## Written problem:
Print the listing below in its entirety, character for character.

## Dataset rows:
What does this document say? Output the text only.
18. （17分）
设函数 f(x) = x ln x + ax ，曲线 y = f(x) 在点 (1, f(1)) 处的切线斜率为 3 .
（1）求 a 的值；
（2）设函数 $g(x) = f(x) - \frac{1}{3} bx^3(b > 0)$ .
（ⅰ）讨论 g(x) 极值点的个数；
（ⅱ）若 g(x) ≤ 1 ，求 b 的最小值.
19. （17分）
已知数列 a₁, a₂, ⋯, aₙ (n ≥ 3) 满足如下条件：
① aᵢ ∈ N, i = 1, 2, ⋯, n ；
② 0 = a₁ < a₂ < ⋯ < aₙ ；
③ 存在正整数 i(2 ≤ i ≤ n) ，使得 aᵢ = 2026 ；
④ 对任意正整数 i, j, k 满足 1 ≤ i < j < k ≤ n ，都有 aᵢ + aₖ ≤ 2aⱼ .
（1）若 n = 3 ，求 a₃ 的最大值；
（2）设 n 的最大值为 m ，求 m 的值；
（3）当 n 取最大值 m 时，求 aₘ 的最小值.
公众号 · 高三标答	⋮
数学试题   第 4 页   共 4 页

## Answer to this task:
What does this document say? Output the text only.
18. （17分）
设函数 f(x) = x ln x + ax ，曲线 y = f(x) 在点 (1, f(1)) 处的切线斜率为 3 .
（1）求 a 的值；
（2）设函数 $g(x) = f(x) - \frac{1}{3} bx^3(b > 0)$ .
（ⅰ）讨论 g(x) 极值点的个数；
（ⅱ）若 g(x) ≤ 1 ，求 b 的最小值.
19. （17分）
已知数列 a₁, a₂, ⋯, aₙ (n ≥ 3) 满足如下条件：
① aᵢ ∈ N, i = 1, 2, ⋯, n ；
② 0 = a₁ < a₂ < ⋯ < aₙ ；
③ 存在正整数 i(2 ≤ i ≤ n) ，使得 aᵢ = 2026 ；
④ 对任意正整数 i, j, k 满足 1 ≤ i < j < k ≤ n ，都有 aᵢ + aₖ ≤ 2aⱼ .
（1）若 n = 3 ，求 a₃ 的最大值；
（2）设 n 的最大值为 m ，求 m 的值；
（3）当 n 取最大值 m 时，求 aₘ 的最小值.
公众号 · 高三标答	⋮
数学试题   第 4 页   共 4 页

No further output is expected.